- [Task goal]:
Repeat, exactly and in full, the lines of the listing below, but without any pictures.

- [Records for the exercise]:
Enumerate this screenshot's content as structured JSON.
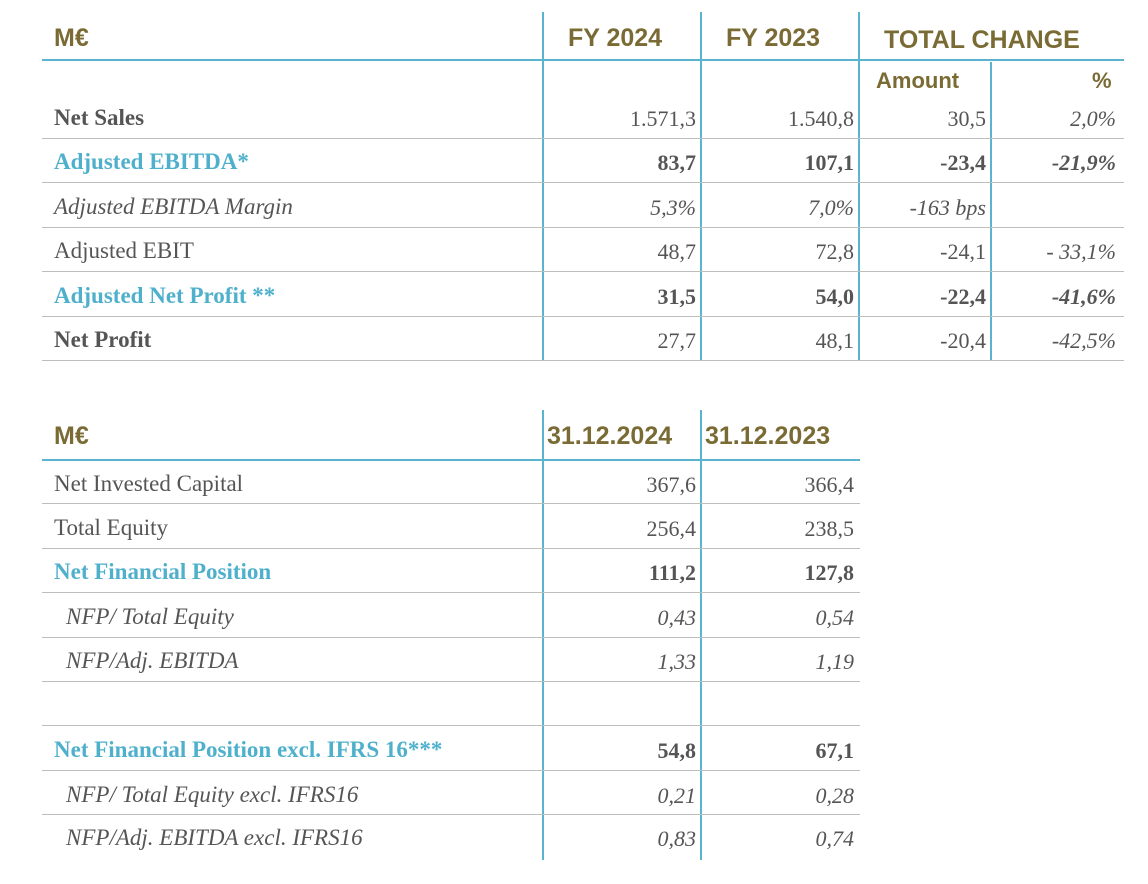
{
  "table1": {
    "header": {
      "unit": "M€",
      "fy2024": "FY 2024",
      "fy2023": "FY 2023",
      "total_change": "TOTAL CHANGE",
      "amount": "Amount",
      "pct": "%"
    },
    "rows": [
      {
        "label": "Net Sales",
        "fy2024": "1.571,3",
        "fy2023": "1.540,8",
        "amount": "30,5",
        "pct": "2,0%"
      },
      {
        "label": "Adjusted EBITDA*",
        "fy2024": "83,7",
        "fy2023": "107,1",
        "amount": "-23,4",
        "pct": "-21,9%"
      },
      {
        "label": "Adjusted EBITDA Margin",
        "fy2024": "5,3%",
        "fy2023": "7,0%",
        "amount": "-163 bps",
        "pct": ""
      },
      {
        "label": "Adjusted EBIT",
        "fy2024": "48,7",
        "fy2023": "72,8",
        "amount": "-24,1",
        "pct": "- 33,1%"
      },
      {
        "label": "Adjusted Net Profit **",
        "fy2024": "31,5",
        "fy2023": "54,0",
        "amount": "-22,4",
        "pct": "-41,6%"
      },
      {
        "label": "Net Profit",
        "fy2024": "27,7",
        "fy2023": "48,1",
        "amount": "-20,4",
        "pct": "-42,5%"
      }
    ]
  },
  "table2": {
    "header": {
      "unit": "M€",
      "d2024": "31.12.2024",
      "d2023": "31.12.2023"
    },
    "rows": [
      {
        "label": "Net Invested Capital",
        "d2024": "367,6",
        "d2023": "366,4"
      },
      {
        "label": "Total Equity",
        "d2024": "256,4",
        "d2023": "238,5"
      },
      {
        "label": "Net Financial Position",
        "d2024": "111,2",
        "d2023": "127,8"
      },
      {
        "label": "NFP/ Total Equity",
        "d2024": "0,43",
        "d2023": "0,54"
      },
      {
        "label": "NFP/Adj. EBITDA",
        "d2024": "1,33",
        "d2023": "1,19"
      },
      {
        "label": "",
        "d2024": "",
        "d2023": ""
      },
      {
        "label": "Net Financial Position excl. IFRS 16***",
        "d2024": "54,8",
        "d2023": "67,1"
      },
      {
        "label": "NFP/ Total Equity excl. IFRS16",
        "d2024": "0,21",
        "d2023": "0,28"
      },
      {
        "label": "NFP/Adj. EBITDA excl. IFRS16",
        "d2024": "0,83",
        "d2023": "0,74"
      }
    ]
  }
}
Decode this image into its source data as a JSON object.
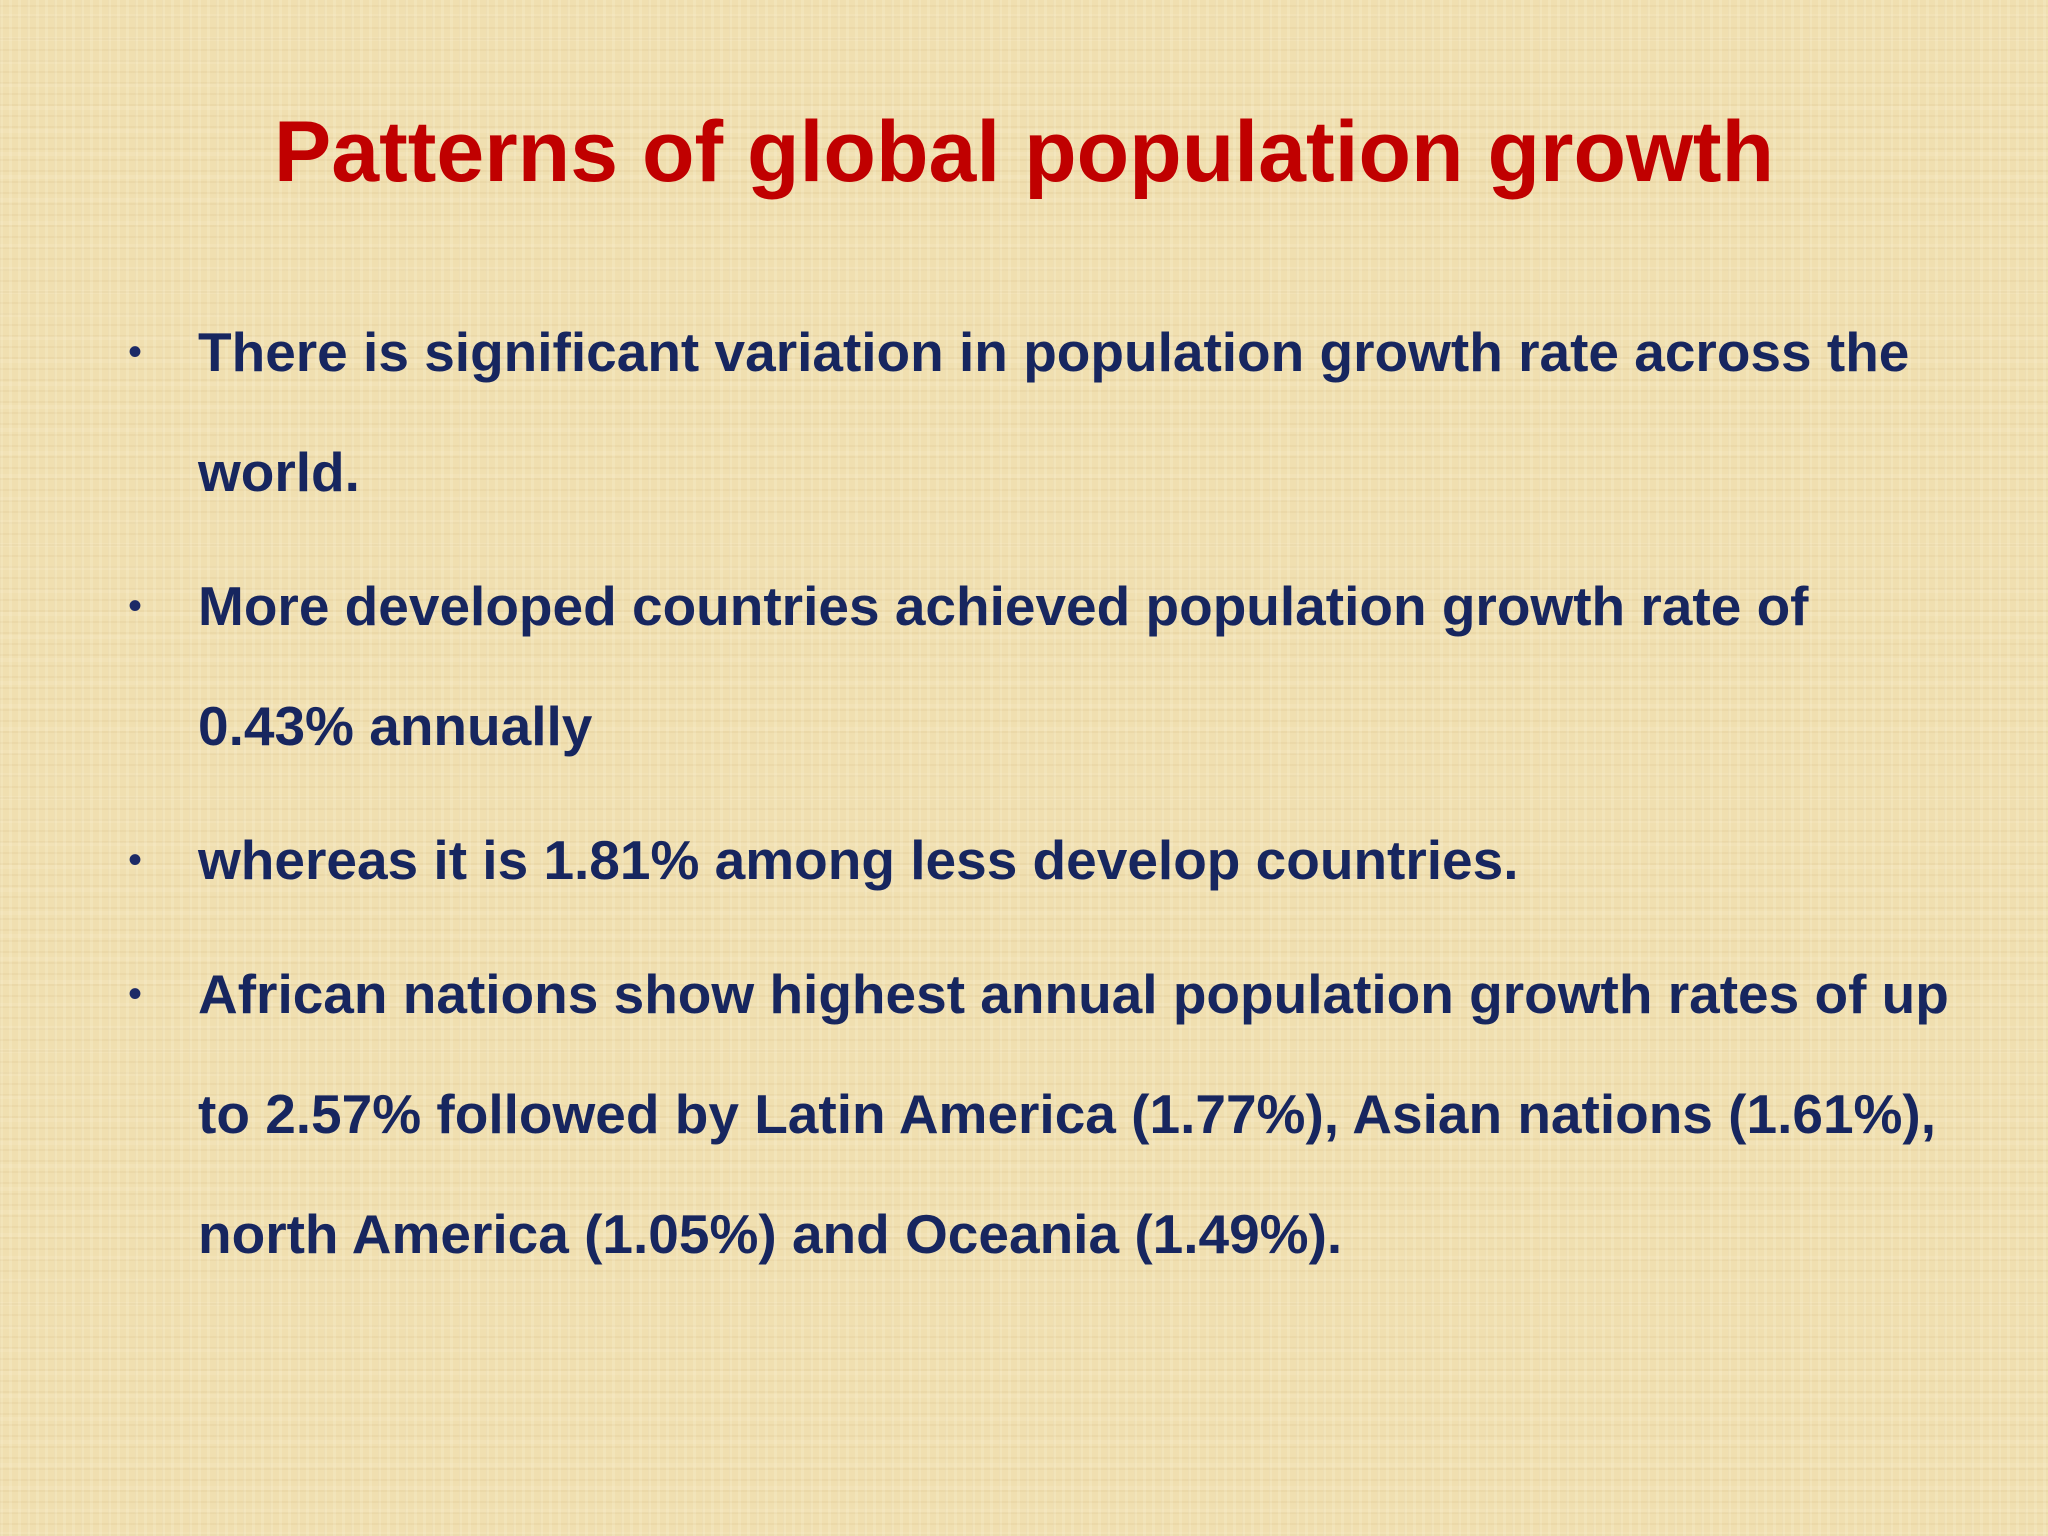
{
  "slide": {
    "title": "Patterns of global population growth",
    "bullet_glyph": "•",
    "bullets": [
      {
        "text": "There is significant variation in population growth rate across the world."
      },
      {
        "text": "More developed countries achieved population growth rate of 0.43% annually"
      },
      {
        "text": "whereas it is 1.81% among less develop countries."
      },
      {
        "text": "African nations show highest annual population growth rates of up to 2.57% followed by Latin America (1.77%), Asian nations (1.61%), north America (1.05%) and Oceania (1.49%)."
      }
    ]
  },
  "colors": {
    "title": "#c00000",
    "body_text": "#17265f",
    "background": "#f0dfb0"
  }
}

- [Response to this exercise]:
Enumerate this screenshot's content as structured JSON.
{
  "table1": {
    "header": {
      "unit": "M€",
      "fy2024": "FY 2024",
      "fy2023": "FY 2023",
      "total_change": "TOTAL CHANGE",
      "amount": "Amount",
      "pct": "%"
    },
    "rows": [
      {
        "label": "Net Sales",
        "fy2024": "1.571,3",
        "fy2023": "1.540,8",
        "amount": "30,5",
        "pct": "2,0%"
      },
      {
        "label": "Adjusted EBITDA*",
        "fy2024": "83,7",
        "fy2023": "107,1",
        "amount": "-23,4",
        "pct": "-21,9%"
      },
      {
        "label": "Adjusted EBITDA Margin",
        "fy2024": "5,3%",
        "fy2023": "7,0%",
        "amount": "-163 bps",
        "pct": ""
      },
      {
        "label": "Adjusted EBIT",
        "fy2024": "48,7",
        "fy2023": "72,8",
        "amount": "-24,1",
        "pct": "- 33,1%"
      },
      {
        "label": "Adjusted Net Profit **",
        "fy2024": "31,5",
        "fy2023": "54,0",
        "amount": "-22,4",
        "pct": "-41,6%"
      },
      {
        "label": "Net Profit",
        "fy2024": "27,7",
        "fy2023": "48,1",
        "amount": "-20,4",
        "pct": "-42,5%"
      }
    ]
  },
  "table2": {
    "header": {
      "unit": "M€",
      "d2024": "31.12.2024",
      "d2023": "31.12.2023"
    },
    "rows": [
      {
        "label": "Net Invested Capital",
        "d2024": "367,6",
        "d2023": "366,4"
      },
      {
        "label": "Total Equity",
        "d2024": "256,4",
        "d2023": "238,5"
      },
      {
        "label": "Net Financial Position",
        "d2024": "111,2",
        "d2023": "127,8"
      },
      {
        "label": "NFP/ Total Equity",
        "d2024": "0,43",
        "d2023": "0,54"
      },
      {
        "label": "NFP/Adj. EBITDA",
        "d2024": "1,33",
        "d2023": "1,19"
      },
      {
        "label": "",
        "d2024": "",
        "d2023": ""
      },
      {
        "label": "Net Financial Position excl. IFRS 16***",
        "d2024": "54,8",
        "d2023": "67,1"
      },
      {
        "label": "NFP/ Total Equity excl. IFRS16",
        "d2024": "0,21",
        "d2023": "0,28"
      },
      {
        "label": "NFP/Adj. EBITDA excl. IFRS16",
        "d2024": "0,83",
        "d2023": "0,74"
      }
    ]
  }
}
Decode this image into its source data as a JSON object.
{
  "slide": {
    "title": "Patterns of global population growth",
    "bullet_glyph": "•",
    "bullets": [
      {
        "text": "There is significant variation in population growth rate across the world."
      },
      {
        "text": "More developed countries achieved population growth rate of 0.43% annually"
      },
      {
        "text": "whereas it is 1.81% among less develop countries."
      },
      {
        "text": "African nations show highest annual population growth rates of up to 2.57% followed by Latin America (1.77%), Asian nations (1.61%), north America (1.05%) and Oceania (1.49%)."
      }
    ]
  },
  "colors": {
    "title": "#c00000",
    "body_text": "#17265f",
    "background": "#f0dfb0"
  }
}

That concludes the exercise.